--- START DATA SHOWN ---
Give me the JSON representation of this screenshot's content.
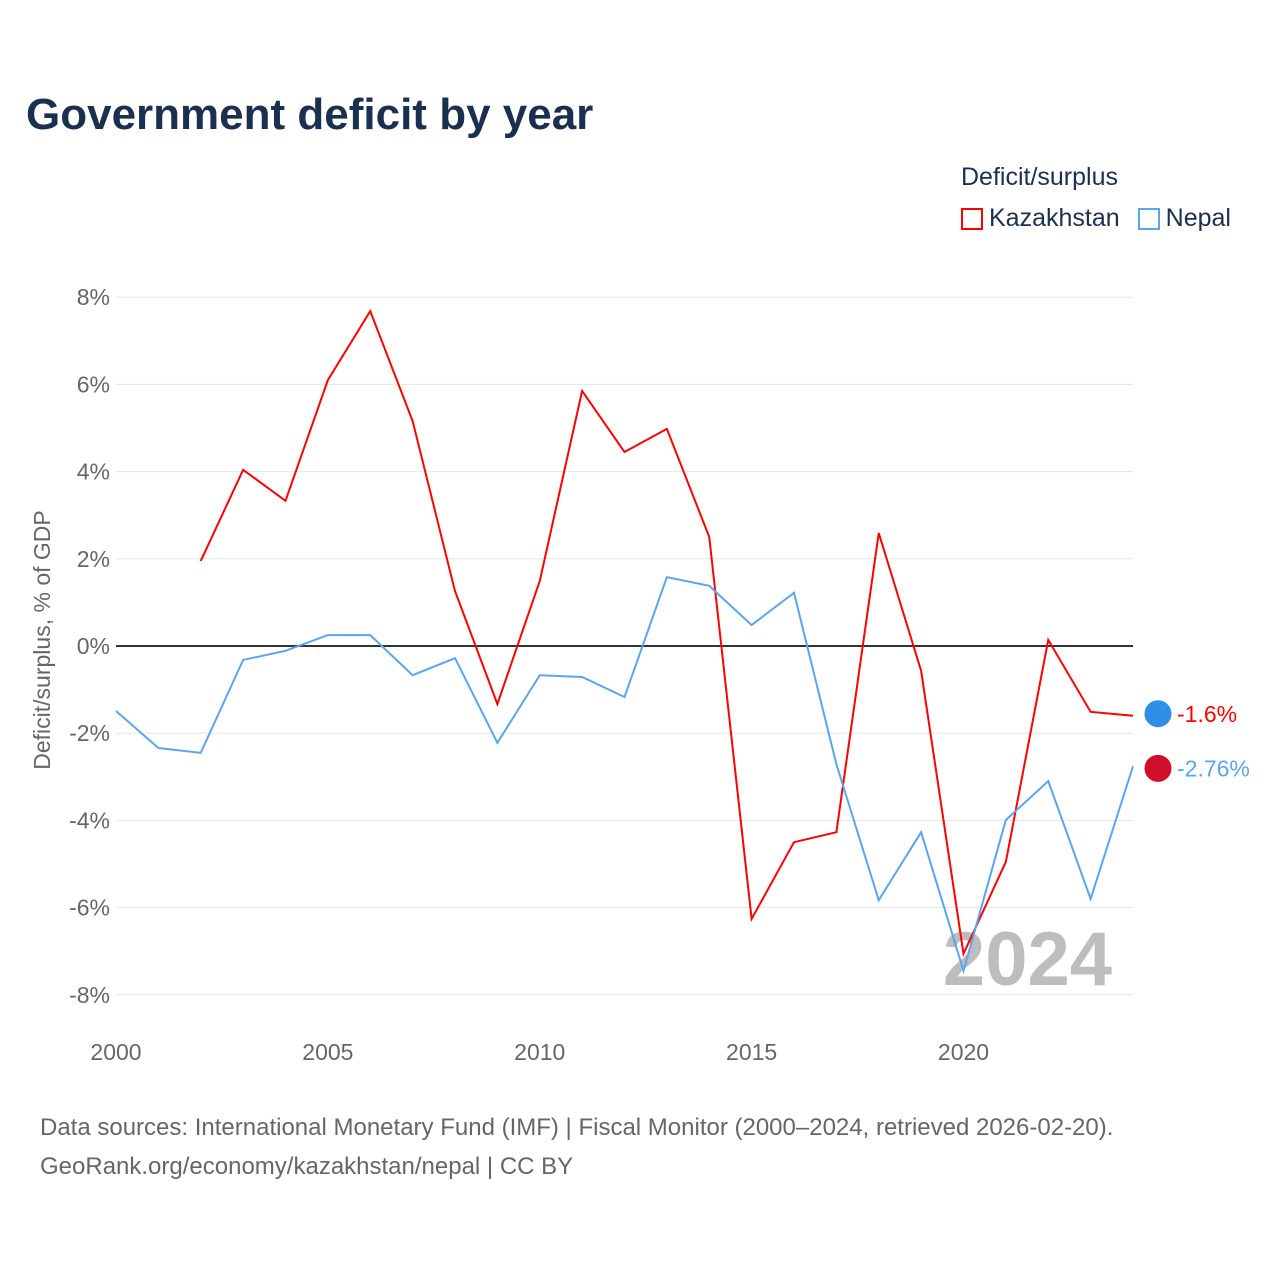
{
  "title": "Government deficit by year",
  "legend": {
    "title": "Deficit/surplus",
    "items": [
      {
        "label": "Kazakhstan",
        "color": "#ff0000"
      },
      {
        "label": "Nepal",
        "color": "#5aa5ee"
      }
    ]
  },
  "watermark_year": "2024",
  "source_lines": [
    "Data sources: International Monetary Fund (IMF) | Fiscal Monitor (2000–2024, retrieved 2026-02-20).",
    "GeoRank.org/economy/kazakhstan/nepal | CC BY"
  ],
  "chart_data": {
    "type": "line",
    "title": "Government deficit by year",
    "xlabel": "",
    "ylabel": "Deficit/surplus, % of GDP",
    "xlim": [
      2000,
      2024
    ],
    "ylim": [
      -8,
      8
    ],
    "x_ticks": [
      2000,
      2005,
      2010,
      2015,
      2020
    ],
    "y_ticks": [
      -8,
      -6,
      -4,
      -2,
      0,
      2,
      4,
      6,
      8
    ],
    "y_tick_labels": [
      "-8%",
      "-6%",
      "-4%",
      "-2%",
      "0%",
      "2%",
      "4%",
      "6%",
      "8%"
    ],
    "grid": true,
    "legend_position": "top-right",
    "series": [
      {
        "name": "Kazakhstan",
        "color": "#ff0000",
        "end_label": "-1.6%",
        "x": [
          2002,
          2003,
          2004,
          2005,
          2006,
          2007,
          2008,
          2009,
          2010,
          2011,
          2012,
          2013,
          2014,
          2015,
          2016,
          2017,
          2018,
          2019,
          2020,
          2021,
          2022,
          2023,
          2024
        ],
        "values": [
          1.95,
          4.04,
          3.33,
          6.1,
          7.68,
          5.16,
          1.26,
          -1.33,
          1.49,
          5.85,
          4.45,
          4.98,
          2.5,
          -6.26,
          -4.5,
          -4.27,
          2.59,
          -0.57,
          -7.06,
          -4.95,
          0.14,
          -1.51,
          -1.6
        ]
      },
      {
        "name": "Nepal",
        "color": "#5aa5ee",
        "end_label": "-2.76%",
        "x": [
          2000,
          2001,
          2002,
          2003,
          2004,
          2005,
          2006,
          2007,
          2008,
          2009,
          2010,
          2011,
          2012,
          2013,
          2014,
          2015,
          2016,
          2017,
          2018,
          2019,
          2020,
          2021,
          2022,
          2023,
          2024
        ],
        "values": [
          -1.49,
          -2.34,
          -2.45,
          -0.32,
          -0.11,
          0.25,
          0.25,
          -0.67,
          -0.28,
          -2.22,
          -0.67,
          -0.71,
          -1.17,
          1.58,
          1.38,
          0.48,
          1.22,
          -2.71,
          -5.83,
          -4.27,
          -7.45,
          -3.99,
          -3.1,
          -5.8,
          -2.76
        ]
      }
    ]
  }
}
--- END DATA SHOWN ---
INSTRUCTIONS TO FOLLOW: Leave the pictures out and copy the rest of the data exactly.

IN RESPONSE:
Give me the JSON representation of this screenshot's content.
{
  "title": "Government deficit by year",
  "legend": {
    "title": "Deficit/surplus",
    "items": [
      {
        "label": "Kazakhstan",
        "color": "#ff0000"
      },
      {
        "label": "Nepal",
        "color": "#5aa5ee"
      }
    ]
  },
  "watermark_year": "2024",
  "source_lines": [
    "Data sources: International Monetary Fund (IMF) | Fiscal Monitor (2000–2024, retrieved 2026-02-20).",
    "GeoRank.org/economy/kazakhstan/nepal | CC BY"
  ],
  "chart_data": {
    "type": "line",
    "title": "Government deficit by year",
    "xlabel": "",
    "ylabel": "Deficit/surplus, % of GDP",
    "xlim": [
      2000,
      2024
    ],
    "ylim": [
      -8,
      8
    ],
    "x_ticks": [
      2000,
      2005,
      2010,
      2015,
      2020
    ],
    "y_ticks": [
      -8,
      -6,
      -4,
      -2,
      0,
      2,
      4,
      6,
      8
    ],
    "y_tick_labels": [
      "-8%",
      "-6%",
      "-4%",
      "-2%",
      "0%",
      "2%",
      "4%",
      "6%",
      "8%"
    ],
    "grid": true,
    "legend_position": "top-right",
    "series": [
      {
        "name": "Kazakhstan",
        "color": "#ff0000",
        "end_label": "-1.6%",
        "x": [
          2002,
          2003,
          2004,
          2005,
          2006,
          2007,
          2008,
          2009,
          2010,
          2011,
          2012,
          2013,
          2014,
          2015,
          2016,
          2017,
          2018,
          2019,
          2020,
          2021,
          2022,
          2023,
          2024
        ],
        "values": [
          1.95,
          4.04,
          3.33,
          6.1,
          7.68,
          5.16,
          1.26,
          -1.33,
          1.49,
          5.85,
          4.45,
          4.98,
          2.5,
          -6.26,
          -4.5,
          -4.27,
          2.59,
          -0.57,
          -7.06,
          -4.95,
          0.14,
          -1.51,
          -1.6
        ]
      },
      {
        "name": "Nepal",
        "color": "#5aa5ee",
        "end_label": "-2.76%",
        "x": [
          2000,
          2001,
          2002,
          2003,
          2004,
          2005,
          2006,
          2007,
          2008,
          2009,
          2010,
          2011,
          2012,
          2013,
          2014,
          2015,
          2016,
          2017,
          2018,
          2019,
          2020,
          2021,
          2022,
          2023,
          2024
        ],
        "values": [
          -1.49,
          -2.34,
          -2.45,
          -0.32,
          -0.11,
          0.25,
          0.25,
          -0.67,
          -0.28,
          -2.22,
          -0.67,
          -0.71,
          -1.17,
          1.58,
          1.38,
          0.48,
          1.22,
          -2.71,
          -5.83,
          -4.27,
          -7.45,
          -3.99,
          -3.1,
          -5.8,
          -2.76
        ]
      }
    ]
  }
}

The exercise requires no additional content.